— Short exercise —
Copy out each line in the material below that has the word "JSON".

○ ○ ○ ○

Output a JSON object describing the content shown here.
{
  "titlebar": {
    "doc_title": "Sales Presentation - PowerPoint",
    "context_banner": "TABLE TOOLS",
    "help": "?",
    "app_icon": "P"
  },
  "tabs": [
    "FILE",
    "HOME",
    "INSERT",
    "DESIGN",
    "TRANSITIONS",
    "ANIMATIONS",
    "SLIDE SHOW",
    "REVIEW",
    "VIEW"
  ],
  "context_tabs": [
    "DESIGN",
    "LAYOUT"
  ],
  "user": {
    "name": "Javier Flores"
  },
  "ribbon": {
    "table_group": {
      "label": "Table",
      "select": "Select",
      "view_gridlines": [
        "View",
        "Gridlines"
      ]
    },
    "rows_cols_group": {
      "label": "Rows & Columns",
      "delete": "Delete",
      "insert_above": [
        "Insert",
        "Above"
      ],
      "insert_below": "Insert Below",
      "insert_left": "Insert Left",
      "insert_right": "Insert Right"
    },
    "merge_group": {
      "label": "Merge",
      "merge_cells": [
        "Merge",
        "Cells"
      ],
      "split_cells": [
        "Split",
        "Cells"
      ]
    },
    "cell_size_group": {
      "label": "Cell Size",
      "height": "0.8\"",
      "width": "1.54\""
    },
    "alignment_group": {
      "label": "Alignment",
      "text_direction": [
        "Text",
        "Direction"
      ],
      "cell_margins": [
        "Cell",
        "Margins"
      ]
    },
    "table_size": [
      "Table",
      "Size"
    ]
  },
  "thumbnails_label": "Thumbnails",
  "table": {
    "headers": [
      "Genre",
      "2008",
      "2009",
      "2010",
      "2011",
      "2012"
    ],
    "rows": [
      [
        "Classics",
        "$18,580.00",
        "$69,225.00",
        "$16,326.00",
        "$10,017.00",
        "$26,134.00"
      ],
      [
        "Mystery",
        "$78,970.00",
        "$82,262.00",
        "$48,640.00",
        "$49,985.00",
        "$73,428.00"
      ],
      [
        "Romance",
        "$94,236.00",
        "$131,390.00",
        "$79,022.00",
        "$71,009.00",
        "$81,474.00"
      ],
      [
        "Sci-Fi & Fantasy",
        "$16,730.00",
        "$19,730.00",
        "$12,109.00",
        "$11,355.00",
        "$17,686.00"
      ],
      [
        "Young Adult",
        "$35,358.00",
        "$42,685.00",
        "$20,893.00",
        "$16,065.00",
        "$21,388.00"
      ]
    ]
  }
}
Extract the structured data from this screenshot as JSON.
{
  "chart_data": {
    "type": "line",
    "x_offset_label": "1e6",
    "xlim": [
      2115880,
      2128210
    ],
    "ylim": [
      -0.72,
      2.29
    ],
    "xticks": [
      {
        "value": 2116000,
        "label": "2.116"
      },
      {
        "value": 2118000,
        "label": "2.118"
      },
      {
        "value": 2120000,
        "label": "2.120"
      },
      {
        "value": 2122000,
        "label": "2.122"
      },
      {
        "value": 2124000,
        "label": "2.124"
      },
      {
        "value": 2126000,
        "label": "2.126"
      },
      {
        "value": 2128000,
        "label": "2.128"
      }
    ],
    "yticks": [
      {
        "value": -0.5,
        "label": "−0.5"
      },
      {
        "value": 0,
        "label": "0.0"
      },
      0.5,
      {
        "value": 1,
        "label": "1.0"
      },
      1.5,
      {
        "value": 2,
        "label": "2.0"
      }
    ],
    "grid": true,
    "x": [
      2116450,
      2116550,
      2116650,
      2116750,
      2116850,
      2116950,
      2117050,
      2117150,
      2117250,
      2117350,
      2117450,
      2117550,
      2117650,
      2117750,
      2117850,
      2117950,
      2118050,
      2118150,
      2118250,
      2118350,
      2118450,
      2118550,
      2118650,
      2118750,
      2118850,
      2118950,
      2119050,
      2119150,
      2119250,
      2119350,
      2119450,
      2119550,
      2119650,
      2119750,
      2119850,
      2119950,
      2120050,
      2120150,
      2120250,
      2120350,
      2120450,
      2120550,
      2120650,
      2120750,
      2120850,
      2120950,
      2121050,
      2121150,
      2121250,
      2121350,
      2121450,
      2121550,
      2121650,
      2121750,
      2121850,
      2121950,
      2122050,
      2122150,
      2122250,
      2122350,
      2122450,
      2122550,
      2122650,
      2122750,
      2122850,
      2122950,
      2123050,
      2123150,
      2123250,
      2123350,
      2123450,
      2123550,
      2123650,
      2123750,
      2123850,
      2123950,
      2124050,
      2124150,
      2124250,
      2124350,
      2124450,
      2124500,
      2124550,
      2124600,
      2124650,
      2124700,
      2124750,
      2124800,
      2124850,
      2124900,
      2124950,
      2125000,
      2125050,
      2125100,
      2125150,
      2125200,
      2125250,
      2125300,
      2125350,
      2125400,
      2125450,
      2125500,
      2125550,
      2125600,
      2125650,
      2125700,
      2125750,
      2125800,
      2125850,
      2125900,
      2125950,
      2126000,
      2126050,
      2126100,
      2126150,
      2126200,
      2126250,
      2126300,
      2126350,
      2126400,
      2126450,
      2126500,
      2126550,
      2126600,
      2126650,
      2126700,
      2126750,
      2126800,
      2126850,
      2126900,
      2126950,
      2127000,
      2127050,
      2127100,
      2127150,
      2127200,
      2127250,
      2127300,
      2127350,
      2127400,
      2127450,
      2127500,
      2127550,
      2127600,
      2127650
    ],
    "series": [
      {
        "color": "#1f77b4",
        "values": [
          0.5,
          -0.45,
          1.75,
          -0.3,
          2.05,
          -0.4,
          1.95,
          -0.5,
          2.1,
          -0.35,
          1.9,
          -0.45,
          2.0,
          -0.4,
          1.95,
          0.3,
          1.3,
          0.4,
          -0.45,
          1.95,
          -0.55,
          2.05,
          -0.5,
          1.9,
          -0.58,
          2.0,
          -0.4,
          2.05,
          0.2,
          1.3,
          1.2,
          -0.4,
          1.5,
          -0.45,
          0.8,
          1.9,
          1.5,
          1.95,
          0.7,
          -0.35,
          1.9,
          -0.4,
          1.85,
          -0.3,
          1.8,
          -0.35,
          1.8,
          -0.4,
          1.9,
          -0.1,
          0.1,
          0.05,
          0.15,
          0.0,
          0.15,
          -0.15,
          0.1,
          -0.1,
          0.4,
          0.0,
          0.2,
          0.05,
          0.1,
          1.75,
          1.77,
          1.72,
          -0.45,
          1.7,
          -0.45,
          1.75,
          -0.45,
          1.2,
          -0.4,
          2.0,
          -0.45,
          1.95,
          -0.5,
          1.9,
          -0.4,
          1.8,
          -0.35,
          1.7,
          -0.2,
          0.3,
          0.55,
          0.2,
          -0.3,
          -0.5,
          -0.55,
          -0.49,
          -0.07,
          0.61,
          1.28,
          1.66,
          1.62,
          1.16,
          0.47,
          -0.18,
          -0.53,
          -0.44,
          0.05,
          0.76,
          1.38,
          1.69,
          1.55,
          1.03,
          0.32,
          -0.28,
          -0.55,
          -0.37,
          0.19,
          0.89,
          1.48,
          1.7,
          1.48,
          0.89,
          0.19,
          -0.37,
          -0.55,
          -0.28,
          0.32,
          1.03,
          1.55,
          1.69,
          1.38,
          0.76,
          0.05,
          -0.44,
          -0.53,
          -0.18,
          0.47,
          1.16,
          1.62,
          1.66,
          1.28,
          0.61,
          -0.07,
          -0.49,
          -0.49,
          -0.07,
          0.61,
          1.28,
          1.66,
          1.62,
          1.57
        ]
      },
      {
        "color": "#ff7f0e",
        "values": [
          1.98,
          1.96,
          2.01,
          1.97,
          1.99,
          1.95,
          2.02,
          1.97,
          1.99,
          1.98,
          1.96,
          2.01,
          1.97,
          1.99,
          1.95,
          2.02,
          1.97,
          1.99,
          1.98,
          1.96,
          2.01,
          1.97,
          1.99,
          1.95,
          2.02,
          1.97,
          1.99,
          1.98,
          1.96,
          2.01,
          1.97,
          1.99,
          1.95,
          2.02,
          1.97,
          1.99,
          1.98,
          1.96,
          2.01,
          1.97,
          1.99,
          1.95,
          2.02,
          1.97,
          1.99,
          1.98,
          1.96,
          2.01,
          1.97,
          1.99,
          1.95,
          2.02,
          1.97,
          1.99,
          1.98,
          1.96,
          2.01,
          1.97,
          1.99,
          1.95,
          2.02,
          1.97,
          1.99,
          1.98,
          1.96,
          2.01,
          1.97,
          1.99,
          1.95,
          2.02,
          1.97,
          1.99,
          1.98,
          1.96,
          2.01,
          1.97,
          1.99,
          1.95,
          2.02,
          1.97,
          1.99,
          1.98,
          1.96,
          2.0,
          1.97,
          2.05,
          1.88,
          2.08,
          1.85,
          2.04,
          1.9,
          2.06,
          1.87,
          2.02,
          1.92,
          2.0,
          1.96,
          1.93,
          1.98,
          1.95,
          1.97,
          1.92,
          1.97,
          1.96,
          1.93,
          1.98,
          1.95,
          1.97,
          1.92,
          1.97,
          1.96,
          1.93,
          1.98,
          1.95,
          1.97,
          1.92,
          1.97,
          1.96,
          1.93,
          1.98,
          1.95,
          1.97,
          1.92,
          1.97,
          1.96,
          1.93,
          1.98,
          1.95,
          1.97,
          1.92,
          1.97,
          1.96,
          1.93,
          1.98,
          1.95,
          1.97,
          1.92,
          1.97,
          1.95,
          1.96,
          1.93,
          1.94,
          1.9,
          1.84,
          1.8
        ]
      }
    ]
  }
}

○ ○ ○ ○

— Complete output —
Output a JSON object describing the content shown here.
Extract the structured data from this screenshot as JSON.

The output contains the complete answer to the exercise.